> Problem details: Sift the material for lines containing "label", and return them.

—————

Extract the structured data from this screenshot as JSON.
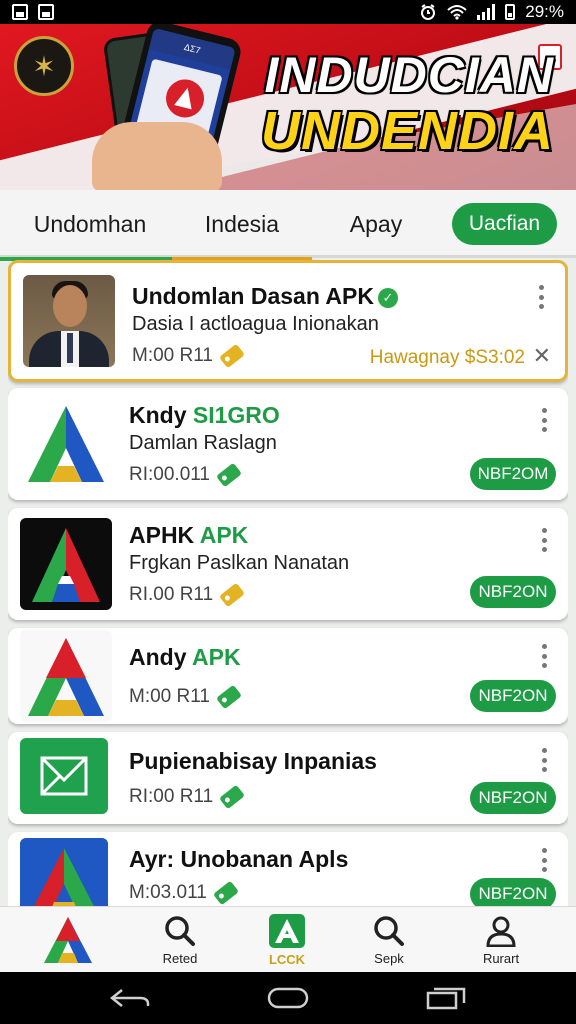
{
  "status_bar": {
    "battery": "29:%"
  },
  "banner": {
    "title_line1": "INDUDCIAN",
    "title_line2": "UNDENDIA",
    "phone_header": "ΔΣ7"
  },
  "tabs": [
    {
      "label": "Undomhan"
    },
    {
      "label": "Indesia"
    },
    {
      "label": "Apay"
    },
    {
      "label": "Uacfian"
    }
  ],
  "apps": [
    {
      "name": "Undomlan Dasan APK",
      "name_highlight": "",
      "desc": "Dasia I actloagua Inionakan",
      "meta": "M:00 R11",
      "price": "Hawagnay $S3:02",
      "action": ""
    },
    {
      "name": "Kndy ",
      "name_highlight": "SI1GRO",
      "desc": "Damlan Raslagn",
      "meta": "RI:00.011",
      "action": "NBF2OM"
    },
    {
      "name": "APHK ",
      "name_highlight": "APK",
      "desc": "Frgkan Paslkan Nanatan",
      "meta": "RI.00 R11",
      "action": "NBF2ON"
    },
    {
      "name": "Andy ",
      "name_highlight": "APK",
      "desc": "",
      "meta": "M:00 R11",
      "action": "NBF2ON"
    },
    {
      "name": "Pupienabisay Inpanias",
      "name_highlight": "",
      "desc": "",
      "meta": "RI:00 R11",
      "action": "NBF2ON"
    },
    {
      "name": "Ayr: Unobanan Apls",
      "name_highlight": "",
      "desc": "",
      "meta": "M:03.011",
      "action": "NBF2ON"
    }
  ],
  "bottom_nav": [
    {
      "label": "",
      "icon": "app-logo-icon"
    },
    {
      "label": "Reted",
      "icon": "search-icon"
    },
    {
      "label": "LCCK",
      "icon": "store-a-icon"
    },
    {
      "label": "Sepk",
      "icon": "search-icon"
    },
    {
      "label": "Rurart",
      "icon": "person-icon"
    }
  ],
  "colors": {
    "accent_green": "#1e9c45",
    "banner_red": "#d8202a",
    "highlight_gold": "#e3b324"
  }
}
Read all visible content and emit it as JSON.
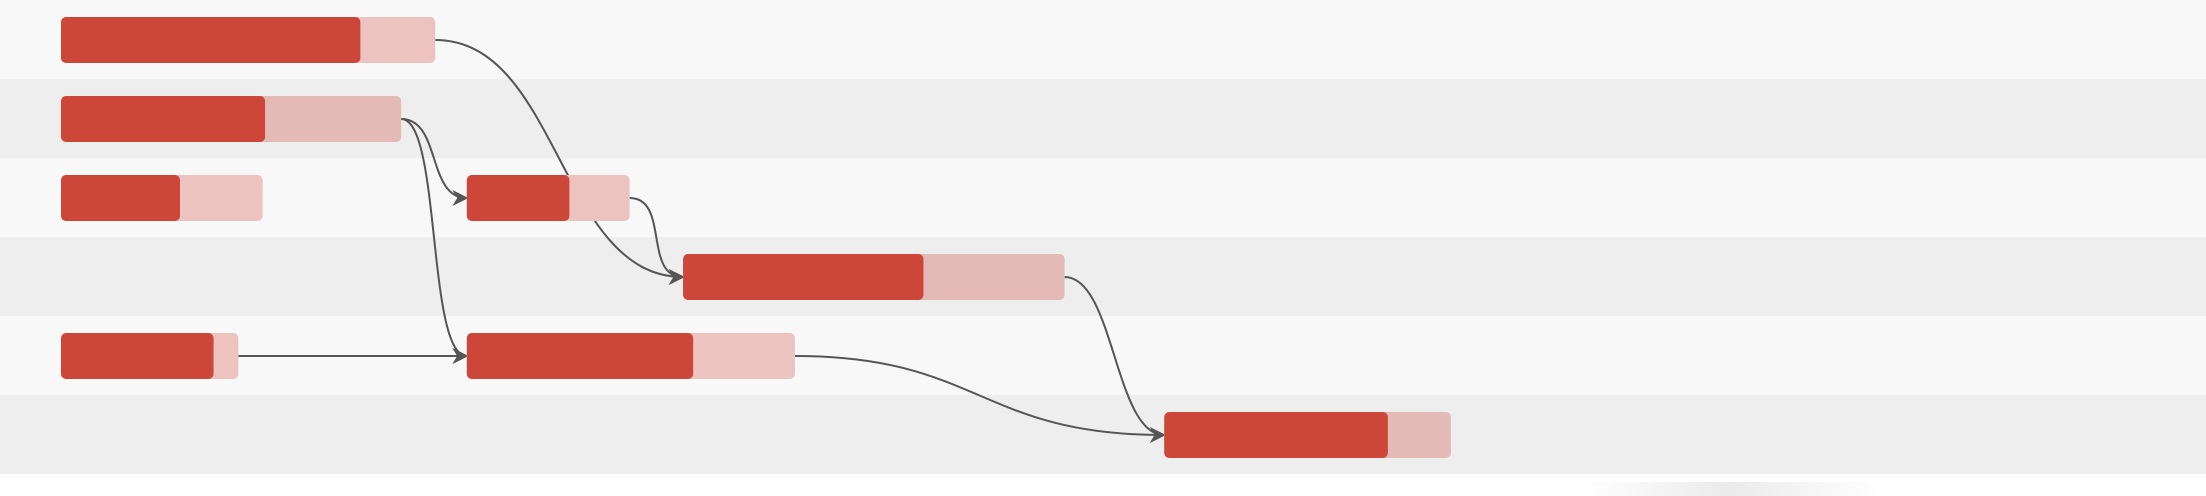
{
  "chart_data": {
    "type": "gantt",
    "title": "",
    "x_range": [
      0,
      100
    ],
    "rows": 6,
    "tasks": [
      {
        "id": "t1",
        "row": 0,
        "start": 0.0,
        "end": 15.4,
        "progress": 80
      },
      {
        "id": "t2",
        "row": 1,
        "start": 0.0,
        "end": 14.0,
        "progress": 60
      },
      {
        "id": "t3",
        "row": 2,
        "start": 0.0,
        "end": 8.3,
        "progress": 59
      },
      {
        "id": "t4",
        "row": 2,
        "start": 16.7,
        "end": 23.4,
        "progress": 63
      },
      {
        "id": "t5",
        "row": 3,
        "start": 25.6,
        "end": 41.3,
        "progress": 63
      },
      {
        "id": "t6",
        "row": 4,
        "start": 0.0,
        "end": 7.3,
        "progress": 86
      },
      {
        "id": "t7",
        "row": 4,
        "start": 16.7,
        "end": 30.2,
        "progress": 69
      },
      {
        "id": "t8",
        "row": 5,
        "start": 45.4,
        "end": 57.2,
        "progress": 78
      }
    ],
    "dependencies": [
      {
        "from": "t1",
        "to": "t5"
      },
      {
        "from": "t2",
        "to": "t4"
      },
      {
        "from": "t2",
        "to": "t7"
      },
      {
        "from": "t4",
        "to": "t5"
      },
      {
        "from": "t6",
        "to": "t7"
      },
      {
        "from": "t5",
        "to": "t8"
      },
      {
        "from": "t7",
        "to": "t8"
      }
    ],
    "colors": {
      "progress": "#cc473a",
      "remaining": "#ecc3bf",
      "remaining_shaded_row": "#e3bab6",
      "row_light": "#f8f8f8",
      "row_dark": "#eeeeee",
      "dependency": "#555555"
    }
  }
}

—————

> Correct result:
      "label": "Undomhan"
      "label": "Indesia"
      "label": "Apay"
      "label": "Uacfian"
      "label": "",
      "label": "Reted",
      "label": "LCCK",
      "label": "Sepk",
      "label": "Rurart",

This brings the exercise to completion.